> STATED PROBLEM: Return all of the data below verbatim, reproducing every line without any change.
+ + + + + + +
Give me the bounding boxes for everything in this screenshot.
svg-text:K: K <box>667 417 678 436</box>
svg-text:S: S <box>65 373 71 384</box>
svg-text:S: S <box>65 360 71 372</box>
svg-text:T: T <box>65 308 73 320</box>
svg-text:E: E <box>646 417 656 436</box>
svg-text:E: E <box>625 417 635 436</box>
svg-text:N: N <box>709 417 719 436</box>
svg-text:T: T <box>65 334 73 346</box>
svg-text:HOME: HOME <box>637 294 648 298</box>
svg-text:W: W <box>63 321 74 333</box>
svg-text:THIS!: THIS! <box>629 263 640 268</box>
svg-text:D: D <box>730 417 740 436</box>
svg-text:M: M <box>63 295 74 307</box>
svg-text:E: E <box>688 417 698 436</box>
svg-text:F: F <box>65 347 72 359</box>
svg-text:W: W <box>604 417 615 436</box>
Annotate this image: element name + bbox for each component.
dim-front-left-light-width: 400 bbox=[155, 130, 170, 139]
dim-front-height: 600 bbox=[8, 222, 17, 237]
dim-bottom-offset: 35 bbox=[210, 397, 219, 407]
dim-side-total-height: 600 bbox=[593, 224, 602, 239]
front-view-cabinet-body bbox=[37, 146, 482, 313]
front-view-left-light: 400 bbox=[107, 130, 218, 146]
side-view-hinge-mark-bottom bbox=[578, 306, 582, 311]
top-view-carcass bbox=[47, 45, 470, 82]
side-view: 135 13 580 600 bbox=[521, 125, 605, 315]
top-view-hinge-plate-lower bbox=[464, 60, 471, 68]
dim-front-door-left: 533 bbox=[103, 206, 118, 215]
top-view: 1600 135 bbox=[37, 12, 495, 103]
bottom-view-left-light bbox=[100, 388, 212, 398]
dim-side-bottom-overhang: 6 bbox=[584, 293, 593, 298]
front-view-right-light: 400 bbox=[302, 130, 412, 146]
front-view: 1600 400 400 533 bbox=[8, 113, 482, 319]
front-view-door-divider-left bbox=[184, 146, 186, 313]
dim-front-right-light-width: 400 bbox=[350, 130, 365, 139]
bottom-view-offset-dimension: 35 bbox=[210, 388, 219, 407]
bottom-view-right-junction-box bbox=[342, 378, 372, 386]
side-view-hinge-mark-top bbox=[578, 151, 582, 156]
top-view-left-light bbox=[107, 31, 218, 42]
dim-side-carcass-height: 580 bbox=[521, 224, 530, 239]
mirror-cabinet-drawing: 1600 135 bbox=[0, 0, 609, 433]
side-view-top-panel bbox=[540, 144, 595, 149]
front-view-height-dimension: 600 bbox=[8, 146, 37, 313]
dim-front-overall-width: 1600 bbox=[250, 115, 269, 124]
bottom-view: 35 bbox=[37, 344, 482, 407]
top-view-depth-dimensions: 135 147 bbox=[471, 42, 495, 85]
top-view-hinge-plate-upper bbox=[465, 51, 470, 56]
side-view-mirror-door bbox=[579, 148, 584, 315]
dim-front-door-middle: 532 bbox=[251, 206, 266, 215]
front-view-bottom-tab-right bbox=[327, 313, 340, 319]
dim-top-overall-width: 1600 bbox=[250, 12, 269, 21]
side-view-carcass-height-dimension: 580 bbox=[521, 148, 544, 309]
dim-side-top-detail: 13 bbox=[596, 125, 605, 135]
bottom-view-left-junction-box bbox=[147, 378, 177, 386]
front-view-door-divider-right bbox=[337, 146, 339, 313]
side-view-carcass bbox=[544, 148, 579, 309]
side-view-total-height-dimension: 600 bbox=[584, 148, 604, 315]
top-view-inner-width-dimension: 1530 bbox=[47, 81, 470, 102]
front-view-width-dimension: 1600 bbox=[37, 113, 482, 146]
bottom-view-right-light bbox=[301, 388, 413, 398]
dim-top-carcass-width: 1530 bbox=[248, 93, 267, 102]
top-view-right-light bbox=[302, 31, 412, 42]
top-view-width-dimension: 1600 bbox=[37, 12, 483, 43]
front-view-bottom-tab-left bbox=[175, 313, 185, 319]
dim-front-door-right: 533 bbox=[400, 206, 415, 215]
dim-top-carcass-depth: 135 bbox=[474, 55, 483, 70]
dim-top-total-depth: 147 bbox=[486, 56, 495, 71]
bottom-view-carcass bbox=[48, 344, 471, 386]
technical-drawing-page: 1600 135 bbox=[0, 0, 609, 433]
+ + + + + + +
> RESPONSE:
Give me the bounding boxes for everything in this screenshot.
svg-text:K: K <box>667 417 678 436</box>
svg-text:S: S <box>65 373 71 384</box>
svg-text:S: S <box>65 360 71 372</box>
svg-text:T: T <box>65 308 73 320</box>
svg-text:E: E <box>646 417 656 436</box>
svg-text:E: E <box>625 417 635 436</box>
svg-text:N: N <box>709 417 719 436</box>
svg-text:T: T <box>65 334 73 346</box>
svg-text:HOME: HOME <box>637 294 648 298</box>
svg-text:W: W <box>63 321 74 333</box>
svg-text:THIS!: THIS! <box>629 263 640 268</box>
svg-text:D: D <box>730 417 740 436</box>
svg-text:M: M <box>63 295 74 307</box>
svg-text:E: E <box>688 417 698 436</box>
svg-text:F: F <box>65 347 72 359</box>
svg-text:W: W <box>604 417 615 436</box>
Annotate this image: element name + bbox for each component.
dim-front-left-light-width: 400 bbox=[155, 130, 170, 139]
dim-front-height: 600 bbox=[8, 222, 17, 237]
dim-bottom-offset: 35 bbox=[210, 397, 219, 407]
dim-side-total-height: 600 bbox=[593, 224, 602, 239]
front-view-cabinet-body bbox=[37, 146, 482, 313]
front-view-left-light: 400 bbox=[107, 130, 218, 146]
side-view-hinge-mark-bottom bbox=[578, 306, 582, 311]
top-view-carcass bbox=[47, 45, 470, 82]
side-view: 135 13 580 600 bbox=[521, 125, 605, 315]
top-view-hinge-plate-lower bbox=[464, 60, 471, 68]
dim-front-door-left: 533 bbox=[103, 206, 118, 215]
top-view: 1600 135 bbox=[37, 12, 495, 103]
bottom-view-left-light bbox=[100, 388, 212, 398]
dim-side-bottom-overhang: 6 bbox=[584, 293, 593, 298]
front-view-right-light: 400 bbox=[302, 130, 412, 146]
front-view: 1600 400 400 533 bbox=[8, 113, 482, 319]
front-view-door-divider-left bbox=[184, 146, 186, 313]
dim-front-right-light-width: 400 bbox=[350, 130, 365, 139]
bottom-view-offset-dimension: 35 bbox=[210, 388, 219, 407]
bottom-view-right-junction-box bbox=[342, 378, 372, 386]
side-view-hinge-mark-top bbox=[578, 151, 582, 156]
top-view-left-light bbox=[107, 31, 218, 42]
dim-side-carcass-height: 580 bbox=[521, 224, 530, 239]
mirror-cabinet-drawing: 1600 135 bbox=[0, 0, 609, 433]
side-view-top-panel bbox=[540, 144, 595, 149]
front-view-height-dimension: 600 bbox=[8, 146, 37, 313]
dim-front-overall-width: 1600 bbox=[250, 115, 269, 124]
bottom-view: 35 bbox=[37, 344, 482, 407]
top-view-depth-dimensions: 135 147 bbox=[471, 42, 495, 85]
top-view-hinge-plate-upper bbox=[465, 51, 470, 56]
side-view-mirror-door bbox=[579, 148, 584, 315]
dim-front-door-middle: 532 bbox=[251, 206, 266, 215]
front-view-bottom-tab-right bbox=[327, 313, 340, 319]
dim-top-overall-width: 1600 bbox=[250, 12, 269, 21]
side-view-carcass-height-dimension: 580 bbox=[521, 148, 544, 309]
dim-side-top-detail: 13 bbox=[596, 125, 605, 135]
bottom-view-left-junction-box bbox=[147, 378, 177, 386]
front-view-door-divider-right bbox=[337, 146, 339, 313]
side-view-carcass bbox=[544, 148, 579, 309]
side-view-total-height-dimension: 600 bbox=[584, 148, 604, 315]
top-view-inner-width-dimension: 1530 bbox=[47, 81, 470, 102]
front-view-width-dimension: 1600 bbox=[37, 113, 482, 146]
bottom-view-right-light bbox=[301, 388, 413, 398]
dim-top-carcass-width: 1530 bbox=[248, 93, 267, 102]
top-view-right-light bbox=[302, 31, 412, 42]
top-view-width-dimension: 1600 bbox=[37, 12, 483, 43]
front-view-bottom-tab-left bbox=[175, 313, 185, 319]
dim-front-door-right: 533 bbox=[400, 206, 415, 215]
dim-top-carcass-depth: 135 bbox=[474, 55, 483, 70]
dim-top-total-depth: 147 bbox=[486, 56, 495, 71]
bottom-view-carcass bbox=[48, 344, 471, 386]
technical-drawing-page: 1600 135 bbox=[0, 0, 609, 433]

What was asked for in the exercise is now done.